> _EXERCISE DESCRIPTION_
Search the data below for "this"; list each line that holds it.
***** MATERIAL
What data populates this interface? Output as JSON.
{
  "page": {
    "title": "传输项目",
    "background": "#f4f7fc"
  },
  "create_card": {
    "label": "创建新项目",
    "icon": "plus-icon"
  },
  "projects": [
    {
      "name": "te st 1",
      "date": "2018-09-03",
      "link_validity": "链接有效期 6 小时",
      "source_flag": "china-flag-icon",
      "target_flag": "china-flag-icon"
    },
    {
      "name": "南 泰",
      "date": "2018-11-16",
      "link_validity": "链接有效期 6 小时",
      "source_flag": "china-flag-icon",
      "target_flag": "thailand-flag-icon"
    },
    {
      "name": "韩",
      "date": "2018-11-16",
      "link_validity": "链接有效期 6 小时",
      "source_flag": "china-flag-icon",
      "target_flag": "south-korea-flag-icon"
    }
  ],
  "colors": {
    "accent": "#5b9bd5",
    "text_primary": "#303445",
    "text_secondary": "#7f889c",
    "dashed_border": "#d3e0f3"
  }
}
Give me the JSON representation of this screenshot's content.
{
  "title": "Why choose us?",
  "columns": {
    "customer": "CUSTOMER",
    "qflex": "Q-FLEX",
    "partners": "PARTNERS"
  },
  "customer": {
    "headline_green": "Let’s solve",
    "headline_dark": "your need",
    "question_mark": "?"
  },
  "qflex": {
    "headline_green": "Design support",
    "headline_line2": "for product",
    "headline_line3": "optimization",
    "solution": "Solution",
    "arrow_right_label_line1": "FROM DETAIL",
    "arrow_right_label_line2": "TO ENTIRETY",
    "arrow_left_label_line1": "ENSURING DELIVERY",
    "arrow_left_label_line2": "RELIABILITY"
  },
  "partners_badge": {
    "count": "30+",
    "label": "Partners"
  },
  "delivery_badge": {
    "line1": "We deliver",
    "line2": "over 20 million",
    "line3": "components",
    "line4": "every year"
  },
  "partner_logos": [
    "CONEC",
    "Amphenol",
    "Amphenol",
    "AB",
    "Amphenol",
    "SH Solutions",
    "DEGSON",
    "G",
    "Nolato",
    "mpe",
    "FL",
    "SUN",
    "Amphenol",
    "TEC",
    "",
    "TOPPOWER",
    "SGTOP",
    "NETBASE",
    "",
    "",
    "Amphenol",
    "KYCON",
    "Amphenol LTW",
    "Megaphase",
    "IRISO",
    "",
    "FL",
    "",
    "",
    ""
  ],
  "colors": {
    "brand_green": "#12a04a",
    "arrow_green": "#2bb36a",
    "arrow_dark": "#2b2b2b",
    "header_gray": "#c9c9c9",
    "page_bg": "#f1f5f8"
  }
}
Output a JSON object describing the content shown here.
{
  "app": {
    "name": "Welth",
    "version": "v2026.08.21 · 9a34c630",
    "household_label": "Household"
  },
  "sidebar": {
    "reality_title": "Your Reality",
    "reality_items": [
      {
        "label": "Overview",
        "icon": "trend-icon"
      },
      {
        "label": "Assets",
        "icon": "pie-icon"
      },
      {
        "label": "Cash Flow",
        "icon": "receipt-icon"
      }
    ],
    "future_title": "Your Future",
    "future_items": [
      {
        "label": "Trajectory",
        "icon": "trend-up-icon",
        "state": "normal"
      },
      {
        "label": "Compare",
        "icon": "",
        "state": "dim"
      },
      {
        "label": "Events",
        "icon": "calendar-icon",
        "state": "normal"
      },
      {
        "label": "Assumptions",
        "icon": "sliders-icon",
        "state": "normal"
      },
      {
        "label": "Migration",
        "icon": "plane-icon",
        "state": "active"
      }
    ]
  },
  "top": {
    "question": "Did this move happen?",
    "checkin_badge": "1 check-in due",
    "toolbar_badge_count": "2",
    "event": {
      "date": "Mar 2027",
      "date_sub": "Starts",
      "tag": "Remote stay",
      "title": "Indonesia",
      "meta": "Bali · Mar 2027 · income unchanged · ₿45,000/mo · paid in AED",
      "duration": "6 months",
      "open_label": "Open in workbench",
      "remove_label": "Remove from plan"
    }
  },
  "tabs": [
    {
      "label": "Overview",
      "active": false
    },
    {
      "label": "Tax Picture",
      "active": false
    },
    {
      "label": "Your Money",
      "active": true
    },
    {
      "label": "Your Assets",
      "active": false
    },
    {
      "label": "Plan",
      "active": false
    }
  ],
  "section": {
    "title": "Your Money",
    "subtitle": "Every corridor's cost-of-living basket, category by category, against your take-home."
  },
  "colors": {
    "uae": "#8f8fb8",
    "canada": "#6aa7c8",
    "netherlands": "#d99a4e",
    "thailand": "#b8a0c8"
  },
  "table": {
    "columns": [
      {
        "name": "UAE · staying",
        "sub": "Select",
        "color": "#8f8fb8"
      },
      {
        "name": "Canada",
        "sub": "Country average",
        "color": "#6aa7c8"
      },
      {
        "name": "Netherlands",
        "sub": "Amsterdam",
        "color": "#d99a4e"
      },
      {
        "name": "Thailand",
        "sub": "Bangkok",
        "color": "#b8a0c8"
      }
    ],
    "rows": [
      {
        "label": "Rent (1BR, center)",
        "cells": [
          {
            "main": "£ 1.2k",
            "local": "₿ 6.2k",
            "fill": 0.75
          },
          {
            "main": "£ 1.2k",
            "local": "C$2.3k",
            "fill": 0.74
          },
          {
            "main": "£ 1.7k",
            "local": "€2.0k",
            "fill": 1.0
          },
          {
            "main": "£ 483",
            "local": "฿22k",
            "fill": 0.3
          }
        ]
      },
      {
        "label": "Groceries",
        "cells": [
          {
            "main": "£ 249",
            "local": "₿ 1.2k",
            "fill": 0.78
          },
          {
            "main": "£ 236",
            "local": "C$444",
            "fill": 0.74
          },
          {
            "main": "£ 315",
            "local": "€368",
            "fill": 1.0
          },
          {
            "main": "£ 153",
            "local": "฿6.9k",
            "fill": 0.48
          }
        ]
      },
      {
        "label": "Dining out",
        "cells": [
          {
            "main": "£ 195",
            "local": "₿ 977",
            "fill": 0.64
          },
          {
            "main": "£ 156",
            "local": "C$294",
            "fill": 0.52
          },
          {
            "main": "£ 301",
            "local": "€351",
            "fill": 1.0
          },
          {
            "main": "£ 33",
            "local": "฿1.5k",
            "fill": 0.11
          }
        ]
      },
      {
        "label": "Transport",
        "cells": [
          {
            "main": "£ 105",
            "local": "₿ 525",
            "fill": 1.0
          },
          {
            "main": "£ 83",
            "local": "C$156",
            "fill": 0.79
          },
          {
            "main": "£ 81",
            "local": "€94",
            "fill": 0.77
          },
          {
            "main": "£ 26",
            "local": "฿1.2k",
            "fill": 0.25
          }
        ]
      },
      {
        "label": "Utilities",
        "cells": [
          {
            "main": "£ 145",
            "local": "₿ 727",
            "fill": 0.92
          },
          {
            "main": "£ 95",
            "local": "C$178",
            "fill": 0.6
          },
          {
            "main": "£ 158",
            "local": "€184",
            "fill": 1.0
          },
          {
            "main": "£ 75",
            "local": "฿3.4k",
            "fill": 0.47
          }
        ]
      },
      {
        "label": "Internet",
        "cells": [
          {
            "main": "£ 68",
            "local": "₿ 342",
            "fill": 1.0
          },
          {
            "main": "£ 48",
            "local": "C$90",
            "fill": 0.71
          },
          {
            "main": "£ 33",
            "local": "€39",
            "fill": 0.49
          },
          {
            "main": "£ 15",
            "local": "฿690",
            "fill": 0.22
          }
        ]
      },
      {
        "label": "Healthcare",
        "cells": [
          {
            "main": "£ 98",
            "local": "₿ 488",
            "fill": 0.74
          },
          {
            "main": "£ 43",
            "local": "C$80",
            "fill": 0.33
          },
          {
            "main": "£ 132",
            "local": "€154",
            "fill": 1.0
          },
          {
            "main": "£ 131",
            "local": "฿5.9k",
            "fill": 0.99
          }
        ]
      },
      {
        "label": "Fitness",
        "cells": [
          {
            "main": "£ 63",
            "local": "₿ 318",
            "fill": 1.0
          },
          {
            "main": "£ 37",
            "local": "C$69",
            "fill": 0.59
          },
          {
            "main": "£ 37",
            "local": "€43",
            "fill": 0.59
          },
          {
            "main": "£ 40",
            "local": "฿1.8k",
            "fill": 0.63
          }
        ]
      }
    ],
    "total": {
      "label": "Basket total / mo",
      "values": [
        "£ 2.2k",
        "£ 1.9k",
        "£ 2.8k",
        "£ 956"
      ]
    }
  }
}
**********
> _REPLY_
What data populates this interface? Output as JSON.
Give me the JSON representation of this screenshot's content.
    "question": "Did this move happen?",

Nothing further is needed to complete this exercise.